Stored data entries:

--- --- ---

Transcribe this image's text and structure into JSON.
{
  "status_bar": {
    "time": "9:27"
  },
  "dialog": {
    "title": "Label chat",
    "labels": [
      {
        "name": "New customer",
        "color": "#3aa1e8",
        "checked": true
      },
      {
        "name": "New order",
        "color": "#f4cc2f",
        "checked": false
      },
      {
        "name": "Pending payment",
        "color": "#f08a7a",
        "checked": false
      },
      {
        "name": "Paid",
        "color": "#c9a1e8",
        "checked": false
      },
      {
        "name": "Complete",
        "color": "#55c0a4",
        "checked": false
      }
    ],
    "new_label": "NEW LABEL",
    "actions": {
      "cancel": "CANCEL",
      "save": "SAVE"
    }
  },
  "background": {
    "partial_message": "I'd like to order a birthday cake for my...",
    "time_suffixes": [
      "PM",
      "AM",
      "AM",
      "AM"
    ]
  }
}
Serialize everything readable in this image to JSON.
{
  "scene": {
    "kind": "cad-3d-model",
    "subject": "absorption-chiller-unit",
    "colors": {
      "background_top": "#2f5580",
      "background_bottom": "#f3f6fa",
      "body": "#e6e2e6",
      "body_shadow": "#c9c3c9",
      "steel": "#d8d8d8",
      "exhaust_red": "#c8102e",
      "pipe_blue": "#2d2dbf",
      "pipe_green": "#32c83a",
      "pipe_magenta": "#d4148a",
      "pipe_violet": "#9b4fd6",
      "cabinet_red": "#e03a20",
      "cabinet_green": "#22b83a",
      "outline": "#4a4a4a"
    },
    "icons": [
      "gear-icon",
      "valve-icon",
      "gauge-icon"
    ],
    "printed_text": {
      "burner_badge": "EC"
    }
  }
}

--- --- ---

■ What you should do:
Extract the complete listing above, reproducing each line exactly.

■ Exercise solution:
Transcribe this image's text and structure into JSON.
{
  "status_bar": {
    "time": "9:27"
  },
  "dialog": {
    "title": "Label chat",
    "labels": [
      {
        "name": "New customer",
        "color": "#3aa1e8",
        "checked": true
      },
      {
        "name": "New order",
        "color": "#f4cc2f",
        "checked": false
      },
      {
        "name": "Pending payment",
        "color": "#f08a7a",
        "checked": false
      },
      {
        "name": "Paid",
        "color": "#c9a1e8",
        "checked": false
      },
      {
        "name": "Complete",
        "color": "#55c0a4",
        "checked": false
      }
    ],
    "new_label": "NEW LABEL",
    "actions": {
      "cancel": "CANCEL",
      "save": "SAVE"
    }
  },
  "background": {
    "partial_message": "I'd like to order a birthday cake for my...",
    "time_suffixes": [
      "PM",
      "AM",
      "AM",
      "AM"
    ]
  }
}
Serialize everything readable in this image to JSON.
{
  "scene": {
    "kind": "cad-3d-model",
    "subject": "absorption-chiller-unit",
    "colors": {
      "background_top": "#2f5580",
      "background_bottom": "#f3f6fa",
      "body": "#e6e2e6",
      "body_shadow": "#c9c3c9",
      "steel": "#d8d8d8",
      "exhaust_red": "#c8102e",
      "pipe_blue": "#2d2dbf",
      "pipe_green": "#32c83a",
      "pipe_magenta": "#d4148a",
      "pipe_violet": "#9b4fd6",
      "cabinet_red": "#e03a20",
      "cabinet_green": "#22b83a",
      "outline": "#4a4a4a"
    },
    "icons": [
      "gear-icon",
      "valve-icon",
      "gauge-icon"
    ],
    "printed_text": {
      "burner_badge": "EC"
    }
  }
}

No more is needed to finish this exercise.